Records for this task>
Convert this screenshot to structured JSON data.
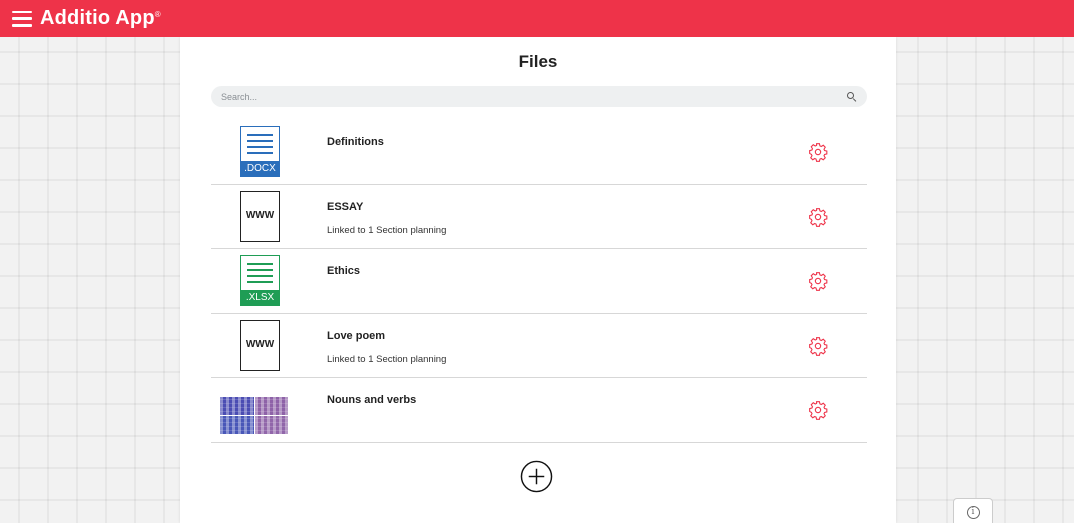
{
  "app": {
    "title": "Additio App",
    "trademark": "®"
  },
  "topbar": {
    "menu_icon": "hamburger-menu-icon"
  },
  "panel": {
    "title": "Files"
  },
  "search": {
    "placeholder": "Search...",
    "icon": "search-icon"
  },
  "files": [
    {
      "name": "Definitions",
      "subtitle": "",
      "type": "docx",
      "ext_label": ".DOCX"
    },
    {
      "name": "ESSAY",
      "subtitle": "Linked to 1 Section planning",
      "type": "link",
      "ext_label": "WWW"
    },
    {
      "name": "Ethics",
      "subtitle": "",
      "type": "xlsx",
      "ext_label": ".XLSX"
    },
    {
      "name": "Love poem",
      "subtitle": "Linked to 1 Section planning",
      "type": "link",
      "ext_label": "WWW"
    },
    {
      "name": "Nouns and verbs",
      "subtitle": "",
      "type": "image",
      "ext_label": ""
    }
  ],
  "actions": {
    "add_icon": "add-circle-icon",
    "settings_icon": "gear-icon",
    "info_icon": "info-icon",
    "info_label": "i"
  },
  "colors": {
    "brand": "#ee3349",
    "docx": "#2a6ebb",
    "xlsx": "#1f9d55",
    "gear": "#ee3349"
  }
}
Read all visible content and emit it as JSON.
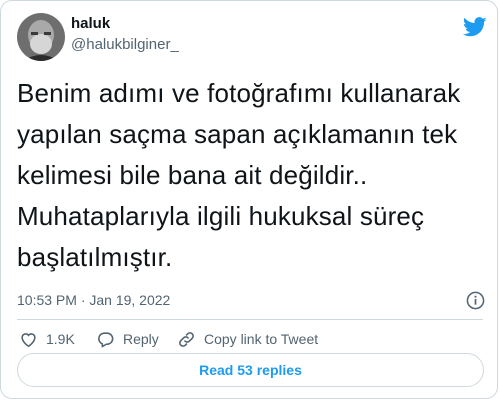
{
  "author": {
    "name": "haluk",
    "handle": "@halukbilginer_"
  },
  "tweet": {
    "text": "Benim adımı ve fotoğrafımı kullanarak\nyapılan saçma sapan açıklamanın tek\nkelimesi bile bana ait değildir..\nMuhataplarıyla ilgili hukuksal süreç\nbaşlatılmıştır.",
    "timestamp": "10:53 PM · Jan 19, 2022"
  },
  "actions": {
    "likes": "1.9K",
    "reply_label": "Reply",
    "copy_link_label": "Copy link to Tweet"
  },
  "replies_button": "Read 53 replies",
  "icons": [
    "profile-avatar",
    "twitter-bird-icon",
    "info-icon",
    "heart-icon",
    "reply-icon",
    "link-icon"
  ],
  "colors": {
    "accent": "#1d9bf0",
    "muted": "#536471",
    "text": "#0f1419",
    "border": "#cfd9de"
  }
}
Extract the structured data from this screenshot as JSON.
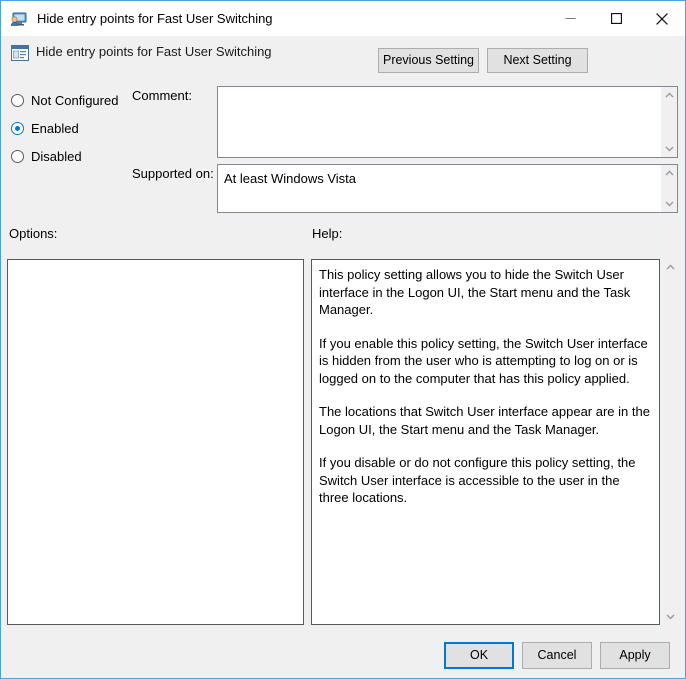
{
  "window": {
    "title": "Hide entry points for Fast User Switching",
    "title_icon": "policy-computer-icon",
    "controls": {
      "minimize": "minimize-icon",
      "maximize": "maximize-icon",
      "close": "close-icon"
    }
  },
  "header": {
    "icon": "policy-setting-icon",
    "title": "Hide entry points for Fast User Switching",
    "previous_setting_label": "Previous Setting",
    "next_setting_label": "Next Setting"
  },
  "state_options": [
    {
      "label": "Not Configured",
      "selected": false
    },
    {
      "label": "Enabled",
      "selected": true
    },
    {
      "label": "Disabled",
      "selected": false
    }
  ],
  "comment": {
    "label": "Comment:",
    "value": "",
    "scroll_up_icon": "chevron-up-icon",
    "scroll_down_icon": "chevron-down-icon"
  },
  "supported_on": {
    "label": "Supported on:",
    "value": "At least Windows Vista",
    "scroll_up_icon": "chevron-up-icon",
    "scroll_down_icon": "chevron-down-icon"
  },
  "options": {
    "label": "Options:",
    "content": ""
  },
  "help": {
    "label": "Help:",
    "paragraphs": [
      "This policy setting allows you to hide the Switch User interface in the Logon UI, the Start menu and the Task Manager.",
      "If you enable this policy setting, the Switch User interface is hidden from the user who is attempting to log on or is logged on to the computer that has this policy applied.",
      "The locations that Switch User interface appear are in the Logon UI, the Start menu and the Task Manager.",
      "If you disable or do not configure this policy setting, the Switch User interface is accessible to the user in the three locations."
    ],
    "scroll_up_icon": "chevron-up-icon",
    "scroll_down_icon": "chevron-down-icon"
  },
  "footer": {
    "ok_label": "OK",
    "cancel_label": "Cancel",
    "apply_label": "Apply"
  },
  "colors": {
    "accent": "#0078d7",
    "window_border": "#4aa3df",
    "dialog_background": "#f0f0f0",
    "button_face": "#e1e1e1",
    "button_border": "#adadad",
    "field_border": "#828790"
  }
}
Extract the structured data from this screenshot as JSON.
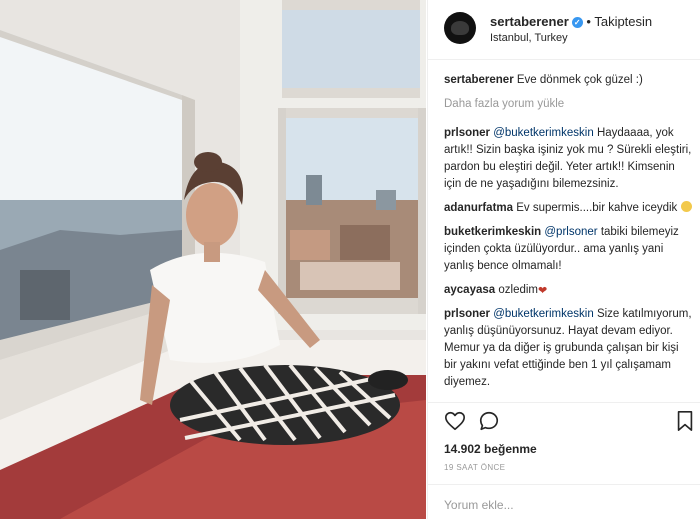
{
  "post": {
    "username": "sertaberener",
    "verified_mark": "✓",
    "follow_label": "• Takiptesin",
    "location": "Istanbul, Turkey"
  },
  "caption": {
    "username": "sertaberener",
    "text": "Eve dönmek çok güzel :)"
  },
  "load_more_label": "Daha fazla yorum yükle",
  "comments": [
    {
      "username": "prlsoner",
      "mention": "@buketkerimkeskin",
      "text": "Haydaaaa, yok artık!! Sizin başka işiniz yok mu ? Sürekli eleştiri, pardon bu eleştiri değil. Yeter artık!! Kimsenin için de ne yaşadığını bilemezsiniz.",
      "emoji": ""
    },
    {
      "username": "adanurfatma",
      "mention": "",
      "text": "Ev supermis....bir kahve iceydik",
      "emoji": "grin-emoji"
    },
    {
      "username": "buketkerimkeskin",
      "mention": "@prlsoner",
      "text": "tabiki bilemeyiz içinden çokta üzülüyordur.. ama yanlış yani yanlış bence olmamalı!",
      "emoji": ""
    },
    {
      "username": "aycayasa",
      "mention": "",
      "text": "ozledim",
      "emoji": "broken-heart-emoji"
    },
    {
      "username": "prlsoner",
      "mention": "@buketkerimkeskin",
      "text": "Size katılmıyorum, yanlış düşünüyorsunuz. Hayat devam ediyor. Memur ya da diğer iş grubunda çalışan bir kişi bir yakını vefat ettiğinde ben 1 yıl çalışamam diyemez.",
      "emoji": ""
    }
  ],
  "icons": {
    "like": "heart-outline-icon",
    "comment": "speech-bubble-icon",
    "save": "bookmark-icon"
  },
  "likes_label": "14.902 beğenme",
  "timestamp": "19 SAAT ÖNCE",
  "comment_input": {
    "placeholder": "Yorum ekle...",
    "value": ""
  },
  "colors": {
    "verified": "#3897f0",
    "mention": "#003569",
    "muted": "#999999",
    "border": "#efefef"
  }
}
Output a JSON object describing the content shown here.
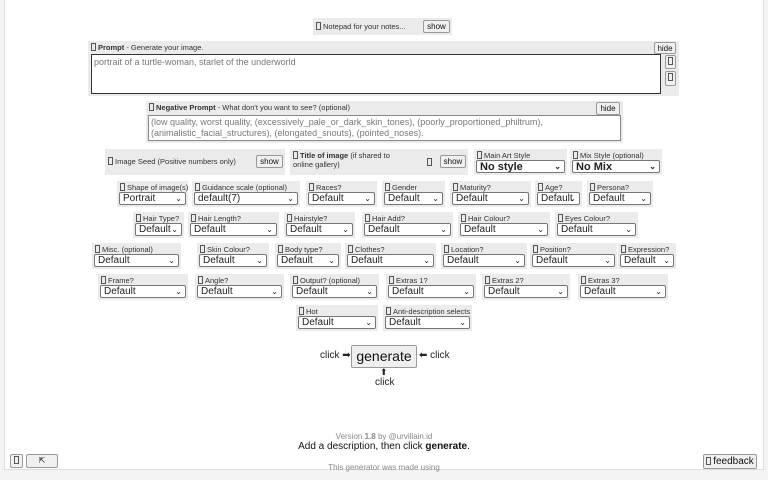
{
  "notepad": {
    "label": "Notepad for your notes...",
    "show": "show"
  },
  "prompt": {
    "title": "Prompt",
    "subtitle": "- Generate your image.",
    "value": "portrait of a turtle-woman, starlet of the underworld",
    "hide": "hide"
  },
  "negative": {
    "title": "Negative Prompt",
    "subtitle": "- What don't you want to see? (optional)",
    "value": "(low quality, worst quality, (excessively_pale_or_dark_skin_tones), (poorly_proportioned_philtrum), (animalistic_facial_structures), (elongated_snouts), (pointed_noses).",
    "hide": "hide"
  },
  "seed": {
    "label": "Image Seed (Positive numbers only)",
    "show": "show"
  },
  "image_title": {
    "title": "Title of image",
    "subtitle": "(if shared to online gallery)",
    "show": "show"
  },
  "fields": [
    {
      "label": "Main Art Style",
      "value": "No style"
    },
    {
      "label": "Mix Style (optional)",
      "value": "No Mix"
    },
    {
      "label": "Shape of image(s)",
      "value": "Portrait"
    },
    {
      "label": "Guidance scale (optional)",
      "value": "default(7)"
    },
    {
      "label": "Races?",
      "value": "Default"
    },
    {
      "label": "Gender",
      "value": "Default"
    },
    {
      "label": "Maturity?",
      "value": "Default"
    },
    {
      "label": "Age?",
      "value": "Default"
    },
    {
      "label": "Persona?",
      "value": "Default"
    },
    {
      "label": "Hair Type?",
      "value": "Default"
    },
    {
      "label": "Hair Length?",
      "value": "Default"
    },
    {
      "label": "Hairstyle?",
      "value": "Default"
    },
    {
      "label": "Hair Add?",
      "value": "Default"
    },
    {
      "label": "Hair Colour?",
      "value": "Default"
    },
    {
      "label": "Eyes Colour?",
      "value": "Default"
    },
    {
      "label": "Misc. (optional)",
      "value": "Default"
    },
    {
      "label": "Skin Colour?",
      "value": "Default"
    },
    {
      "label": "Body type?",
      "value": "Default"
    },
    {
      "label": "Clothes?",
      "value": "Default"
    },
    {
      "label": "Location?",
      "value": "Default"
    },
    {
      "label": "Position?",
      "value": "Default"
    },
    {
      "label": "Expression?",
      "value": "Default"
    },
    {
      "label": "Frame?",
      "value": "Default"
    },
    {
      "label": "Angle?",
      "value": "Default"
    },
    {
      "label": "Output? (optional)",
      "value": "Default"
    },
    {
      "label": "Extras 1?",
      "value": "Default"
    },
    {
      "label": "Extras 2?",
      "value": "Default"
    },
    {
      "label": "Extras 3?",
      "value": "Default"
    },
    {
      "label": "Hot",
      "value": "Default"
    },
    {
      "label": "Anti-description selects",
      "value": "Default"
    }
  ],
  "generate": {
    "label": "generate",
    "click": "click"
  },
  "footer": {
    "version_prefix": "Version",
    "version": "1.8",
    "by": "by @urvillain.id",
    "instruction": "Add a description, then click",
    "instruction_bold": "generate",
    "made_using": "This generator was made using",
    "feedback": "feedback",
    "up_arrow": "⇱"
  }
}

Given request> Look for the word "policy" and return every line where it occurs.

Correct answer>
    "title_icon": "policy-computer-icon",
    "icon": "policy-setting-icon",
      "This policy setting allows you to hide the Switch User interface in the Logon UI, the Start menu and the Task Manager.",
      "If you enable this policy setting, the Switch User interface is hidden from the user who is attempting to log on or is logged on to the computer that has this policy applied.",
      "If you disable or do not configure this policy setting, the Switch User interface is accessible to the user in the three locations."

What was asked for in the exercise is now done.